**Set problem A**
In the forum thread below, how often does it say the cambelt and water pump should be changed?
**Set problem B**
Retype the part of the forum thread below starting at "Hi Gops, Welcome" and ending at "a money pit.".

# New member



## Gops (Sep 8, 2013)

Hi there! I'm new to the forum, but not to the VAG scene! I'm a usual poster on ASN on the same username (makes things easier!) and own an s3 8L! I'm here to gather abit of info as my cousin is looking for a 8N TT 180! Hopefully I can find some good buyers guides and what to look out for? I'm pretty handy with the chassis and engine because of my own car and the list of mods I have and I have VCDS so fault finding is easy enough 

Hope to learn a bit here 

Gops


----------



## roddy (Dec 25, 2008)

maybe ASN ( whoever they are  ) should have told you not to bother with the 180


----------



## YELLOW_TT (Feb 25, 2004)

Welcome  why the 180? The 225 is the same to insure and gives the same MPG


----------



## roddy (Dec 25, 2008)

and more power


----------



## Hoggy (May 8, 2002)

Hi Gops, Welcome to the TTF.
Service history is very important. cambelt/water pump every 65k miles or 5 years which ever comes first, dash instruments (dashpod) read correctly, coolant temp reaches 90 within a couple of miles & stays there.
Get written confirmation of cambelt/water pump change or reduce price by £500 & get it replaced ASAP.
3.2 V6 no turbo or cambelt to worry about, so should be more reliable, DSG may be weak link, unless you can find a manual.& a nicer exhaust note.
Don't rush into it. A good TT is a wonderful car, a bad un can be a money pit.

**Data provided**
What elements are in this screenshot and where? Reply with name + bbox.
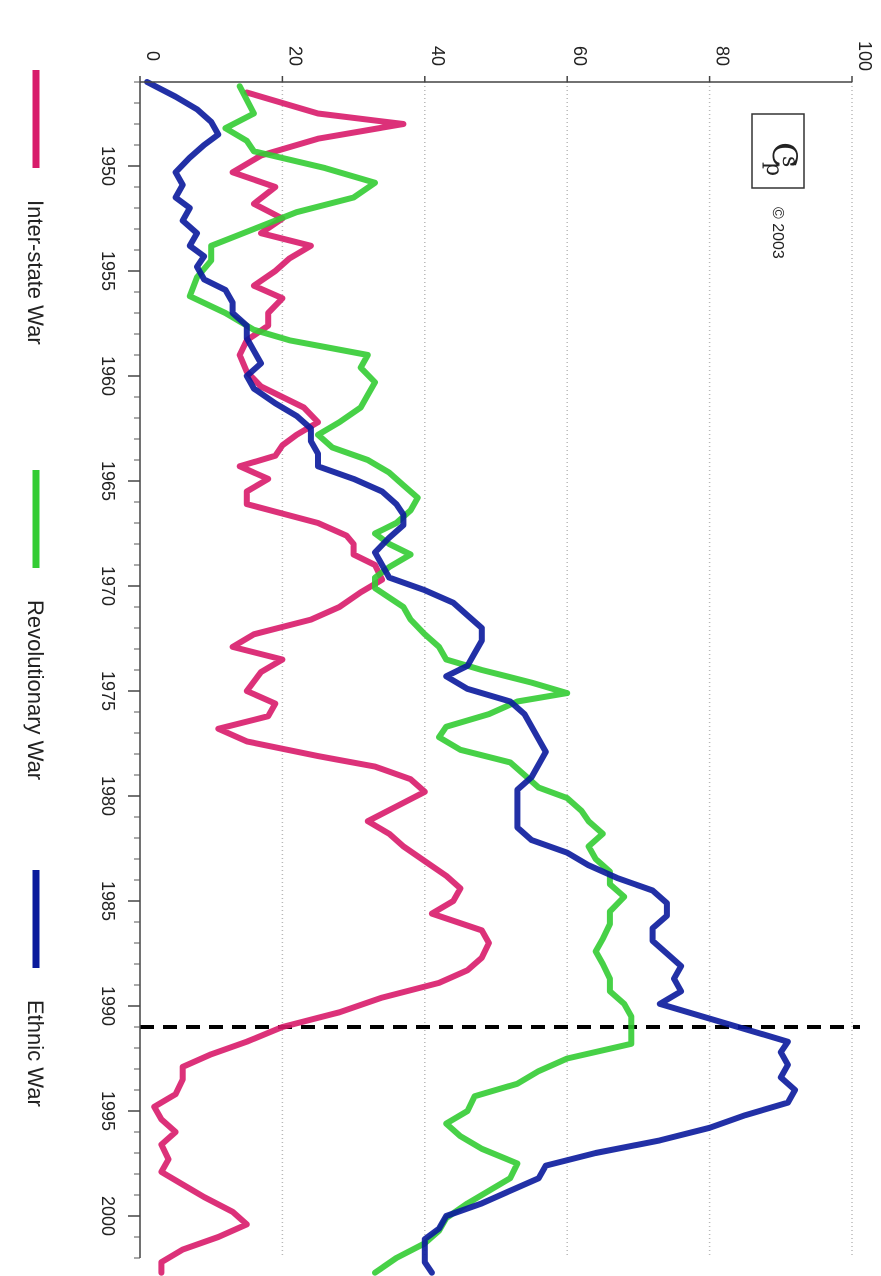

**Task answer A**
Every 65k miles or 5 years, whichever comes first.

**Task answer B**
Hi Gops, Welcome to the TTF.
Service history is very important. cambelt/water pump every 65k miles or 5 years which ever comes first, dash instruments (dashpod) read correctly, coolant temp reaches 90 within a couple of miles & stays there.
Get written confirmation of cambelt/water pump change or reduce price by £500 & get it replaced ASAP.
3.2 V6 no turbo or cambelt to worry about, so should be more reliable, DSG may be weak link, unless you can find a manual.& a nicer exhaust note.
Don't rush into it. A good TT is a wonderful car, a bad un can be a money pit.